[MATERIAL SHOWN]:
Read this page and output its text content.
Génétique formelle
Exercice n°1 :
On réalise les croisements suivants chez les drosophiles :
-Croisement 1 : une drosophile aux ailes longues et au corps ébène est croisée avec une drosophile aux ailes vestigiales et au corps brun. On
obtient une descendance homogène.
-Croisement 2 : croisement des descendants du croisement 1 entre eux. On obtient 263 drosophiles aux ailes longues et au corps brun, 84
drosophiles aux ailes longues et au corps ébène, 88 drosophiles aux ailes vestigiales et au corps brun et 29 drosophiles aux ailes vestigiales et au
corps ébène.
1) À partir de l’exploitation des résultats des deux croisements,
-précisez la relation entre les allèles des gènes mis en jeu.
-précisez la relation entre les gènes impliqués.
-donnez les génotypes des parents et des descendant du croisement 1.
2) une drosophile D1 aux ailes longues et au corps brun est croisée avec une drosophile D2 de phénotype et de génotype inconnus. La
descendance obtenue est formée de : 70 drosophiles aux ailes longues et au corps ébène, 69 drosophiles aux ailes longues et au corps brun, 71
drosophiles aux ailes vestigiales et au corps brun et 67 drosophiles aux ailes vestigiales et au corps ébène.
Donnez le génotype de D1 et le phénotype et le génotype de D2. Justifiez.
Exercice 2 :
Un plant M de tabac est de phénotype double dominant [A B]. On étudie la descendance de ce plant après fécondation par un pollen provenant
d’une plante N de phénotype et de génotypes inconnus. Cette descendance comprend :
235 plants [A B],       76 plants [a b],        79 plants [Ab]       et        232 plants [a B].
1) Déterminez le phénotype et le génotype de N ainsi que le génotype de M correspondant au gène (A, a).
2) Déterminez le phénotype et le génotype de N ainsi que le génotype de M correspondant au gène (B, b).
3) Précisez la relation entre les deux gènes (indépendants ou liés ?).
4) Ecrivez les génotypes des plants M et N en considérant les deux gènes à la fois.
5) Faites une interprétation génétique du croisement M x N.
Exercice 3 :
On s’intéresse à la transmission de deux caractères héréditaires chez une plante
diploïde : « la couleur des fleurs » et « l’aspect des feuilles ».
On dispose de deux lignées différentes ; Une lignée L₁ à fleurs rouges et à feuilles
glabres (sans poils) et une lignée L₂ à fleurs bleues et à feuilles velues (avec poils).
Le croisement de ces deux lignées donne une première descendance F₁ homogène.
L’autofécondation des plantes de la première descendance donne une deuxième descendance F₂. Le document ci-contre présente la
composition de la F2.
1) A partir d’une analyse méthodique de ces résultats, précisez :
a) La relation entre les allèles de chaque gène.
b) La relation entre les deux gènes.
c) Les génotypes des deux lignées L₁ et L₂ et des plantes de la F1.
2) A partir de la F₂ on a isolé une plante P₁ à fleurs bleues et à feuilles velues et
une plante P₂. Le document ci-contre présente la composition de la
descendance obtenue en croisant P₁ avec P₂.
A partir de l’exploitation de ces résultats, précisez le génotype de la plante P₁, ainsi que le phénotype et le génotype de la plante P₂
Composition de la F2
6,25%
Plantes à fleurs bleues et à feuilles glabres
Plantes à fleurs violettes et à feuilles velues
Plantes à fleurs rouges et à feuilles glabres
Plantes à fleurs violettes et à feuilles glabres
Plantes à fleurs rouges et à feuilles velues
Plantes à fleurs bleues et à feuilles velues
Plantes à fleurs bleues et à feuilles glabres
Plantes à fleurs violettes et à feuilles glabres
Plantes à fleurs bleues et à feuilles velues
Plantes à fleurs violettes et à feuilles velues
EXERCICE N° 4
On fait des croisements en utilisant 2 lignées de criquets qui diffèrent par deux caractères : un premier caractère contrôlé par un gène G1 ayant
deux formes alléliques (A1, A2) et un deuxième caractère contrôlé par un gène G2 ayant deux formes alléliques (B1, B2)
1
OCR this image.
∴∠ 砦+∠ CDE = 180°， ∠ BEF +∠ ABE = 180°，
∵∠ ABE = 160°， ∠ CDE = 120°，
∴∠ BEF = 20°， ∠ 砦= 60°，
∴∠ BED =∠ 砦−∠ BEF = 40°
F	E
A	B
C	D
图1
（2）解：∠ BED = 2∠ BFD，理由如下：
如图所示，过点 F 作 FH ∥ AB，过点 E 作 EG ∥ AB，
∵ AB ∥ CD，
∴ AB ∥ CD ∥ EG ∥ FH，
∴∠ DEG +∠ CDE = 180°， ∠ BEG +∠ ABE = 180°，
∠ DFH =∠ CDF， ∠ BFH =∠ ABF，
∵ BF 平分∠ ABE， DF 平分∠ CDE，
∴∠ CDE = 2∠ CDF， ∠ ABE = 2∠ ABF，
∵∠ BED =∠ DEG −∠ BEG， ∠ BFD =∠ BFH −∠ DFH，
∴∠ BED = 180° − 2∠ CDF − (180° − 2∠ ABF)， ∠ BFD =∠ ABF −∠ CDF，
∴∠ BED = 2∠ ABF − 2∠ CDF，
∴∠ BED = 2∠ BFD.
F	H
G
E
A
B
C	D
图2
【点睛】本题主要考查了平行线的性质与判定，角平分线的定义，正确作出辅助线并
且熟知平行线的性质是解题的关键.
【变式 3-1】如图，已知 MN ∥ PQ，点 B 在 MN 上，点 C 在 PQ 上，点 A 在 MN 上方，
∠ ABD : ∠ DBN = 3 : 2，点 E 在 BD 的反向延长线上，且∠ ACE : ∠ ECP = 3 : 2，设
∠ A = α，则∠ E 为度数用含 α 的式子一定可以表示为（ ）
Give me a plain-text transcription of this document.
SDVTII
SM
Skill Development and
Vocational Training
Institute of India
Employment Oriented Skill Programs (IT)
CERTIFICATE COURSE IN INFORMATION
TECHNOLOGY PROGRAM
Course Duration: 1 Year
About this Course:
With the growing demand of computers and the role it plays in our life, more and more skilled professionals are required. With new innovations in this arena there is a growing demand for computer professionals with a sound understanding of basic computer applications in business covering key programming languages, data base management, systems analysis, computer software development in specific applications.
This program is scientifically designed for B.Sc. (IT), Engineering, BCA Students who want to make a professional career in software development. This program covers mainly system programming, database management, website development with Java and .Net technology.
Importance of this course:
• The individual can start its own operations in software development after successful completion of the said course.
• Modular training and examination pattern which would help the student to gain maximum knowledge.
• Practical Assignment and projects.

[GIVEN TASK]: Exactly reproduce every line found in the records.

[SOLVED PROBLEM]:
Read this page and output its text content.
Génétique formelle
Exercice n°1 :
On réalise les croisements suivants chez les drosophiles :
-Croisement 1 : une drosophile aux ailes longues et au corps ébène est croisée avec une drosophile aux ailes vestigiales et au corps brun. On
obtient une descendance homogène.
-Croisement 2 : croisement des descendants du croisement 1 entre eux. On obtient 263 drosophiles aux ailes longues et au corps brun, 84
drosophiles aux ailes longues et au corps ébène, 88 drosophiles aux ailes vestigiales et au corps brun et 29 drosophiles aux ailes vestigiales et au
corps ébène.
1) À partir de l’exploitation des résultats des deux croisements,
-précisez la relation entre les allèles des gènes mis en jeu.
-précisez la relation entre les gènes impliqués.
-donnez les génotypes des parents et des descendant du croisement 1.
2) une drosophile D1 aux ailes longues et au corps brun est croisée avec une drosophile D2 de phénotype et de génotype inconnus. La
descendance obtenue est formée de : 70 drosophiles aux ailes longues et au corps ébène, 69 drosophiles aux ailes longues et au corps brun, 71
drosophiles aux ailes vestigiales et au corps brun et 67 drosophiles aux ailes vestigiales et au corps ébène.
Donnez le génotype de D1 et le phénotype et le génotype de D2. Justifiez.
Exercice 2 :
Un plant M de tabac est de phénotype double dominant [A B]. On étudie la descendance de ce plant après fécondation par un pollen provenant
d’une plante N de phénotype et de génotypes inconnus. Cette descendance comprend :
235 plants [A B],       76 plants [a b],        79 plants [Ab]       et        232 plants [a B].
1) Déterminez le phénotype et le génotype de N ainsi que le génotype de M correspondant au gène (A, a).
2) Déterminez le phénotype et le génotype de N ainsi que le génotype de M correspondant au gène (B, b).
3) Précisez la relation entre les deux gènes (indépendants ou liés ?).
4) Ecrivez les génotypes des plants M et N en considérant les deux gènes à la fois.
5) Faites une interprétation génétique du croisement M x N.
Exercice 3 :
On s’intéresse à la transmission de deux caractères héréditaires chez une plante
diploïde : « la couleur des fleurs » et « l’aspect des feuilles ».
On dispose de deux lignées différentes ; Une lignée L₁ à fleurs rouges et à feuilles
glabres (sans poils) et une lignée L₂ à fleurs bleues et à feuilles velues (avec poils).
Le croisement de ces deux lignées donne une première descendance F₁ homogène.
L’autofécondation des plantes de la première descendance donne une deuxième descendance F₂. Le document ci-contre présente la
composition de la F2.
1) A partir d’une analyse méthodique de ces résultats, précisez :
a) La relation entre les allèles de chaque gène.
b) La relation entre les deux gènes.
c) Les génotypes des deux lignées L₁ et L₂ et des plantes de la F1.
2) A partir de la F₂ on a isolé une plante P₁ à fleurs bleues et à feuilles velues et
une plante P₂. Le document ci-contre présente la composition de la
descendance obtenue en croisant P₁ avec P₂.
A partir de l’exploitation de ces résultats, précisez le génotype de la plante P₁, ainsi que le phénotype et le génotype de la plante P₂
Composition de la F2
6,25%
Plantes à fleurs bleues et à feuilles glabres
Plantes à fleurs violettes et à feuilles velues
Plantes à fleurs rouges et à feuilles glabres
Plantes à fleurs violettes et à feuilles glabres
Plantes à fleurs rouges et à feuilles velues
Plantes à fleurs bleues et à feuilles velues
Plantes à fleurs bleues et à feuilles glabres
Plantes à fleurs violettes et à feuilles glabres
Plantes à fleurs bleues et à feuilles velues
Plantes à fleurs violettes et à feuilles velues
EXERCICE N° 4
On fait des croisements en utilisant 2 lignées de criquets qui diffèrent par deux caractères : un premier caractère contrôlé par un gène G1 ayant
deux formes alléliques (A1, A2) et un deuxième caractère contrôlé par un gène G2 ayant deux formes alléliques (B1, B2)
1
OCR this image.
∴∠ 砦+∠ CDE = 180°， ∠ BEF +∠ ABE = 180°，
∵∠ ABE = 160°， ∠ CDE = 120°，
∴∠ BEF = 20°， ∠ 砦= 60°，
∴∠ BED =∠ 砦−∠ BEF = 40°
F	E
A	B
C	D
图1
（2）解：∠ BED = 2∠ BFD，理由如下：
如图所示，过点 F 作 FH ∥ AB，过点 E 作 EG ∥ AB，
∵ AB ∥ CD，
∴ AB ∥ CD ∥ EG ∥ FH，
∴∠ DEG +∠ CDE = 180°， ∠ BEG +∠ ABE = 180°，
∠ DFH =∠ CDF， ∠ BFH =∠ ABF，
∵ BF 平分∠ ABE， DF 平分∠ CDE，
∴∠ CDE = 2∠ CDF， ∠ ABE = 2∠ ABF，
∵∠ BED =∠ DEG −∠ BEG， ∠ BFD =∠ BFH −∠ DFH，
∴∠ BED = 180° − 2∠ CDF − (180° − 2∠ ABF)， ∠ BFD =∠ ABF −∠ CDF，
∴∠ BED = 2∠ ABF − 2∠ CDF，
∴∠ BED = 2∠ BFD.
F	H
G
E
A
B
C	D
图2
【点睛】本题主要考查了平行线的性质与判定，角平分线的定义，正确作出辅助线并
且熟知平行线的性质是解题的关键.
【变式 3-1】如图，已知 MN ∥ PQ，点 B 在 MN 上，点 C 在 PQ 上，点 A 在 MN 上方，
∠ ABD : ∠ DBN = 3 : 2，点 E 在 BD 的反向延长线上，且∠ ACE : ∠ ECP = 3 : 2，设
∠ A = α，则∠ E 为度数用含 α 的式子一定可以表示为（ ）
Give me a plain-text transcription of this document.
SDVTII
SM
Skill Development and
Vocational Training
Institute of India
Employment Oriented Skill Programs (IT)
CERTIFICATE COURSE IN INFORMATION
TECHNOLOGY PROGRAM
Course Duration: 1 Year
About this Course:
With the growing demand of computers and the role it plays in our life, more and more skilled professionals are required. With new innovations in this arena there is a growing demand for computer professionals with a sound understanding of basic computer applications in business covering key programming languages, data base management, systems analysis, computer software development in specific applications.
This program is scientifically designed for B.Sc. (IT), Engineering, BCA Students who want to make a professional career in software development. This program covers mainly system programming, database management, website development with Java and .Net technology.
Importance of this course:
• The individual can start its own operations in software development after successful completion of the said course.
• Modular training and examination pattern which would help the student to gain maximum knowledge.
• Practical Assignment and projects.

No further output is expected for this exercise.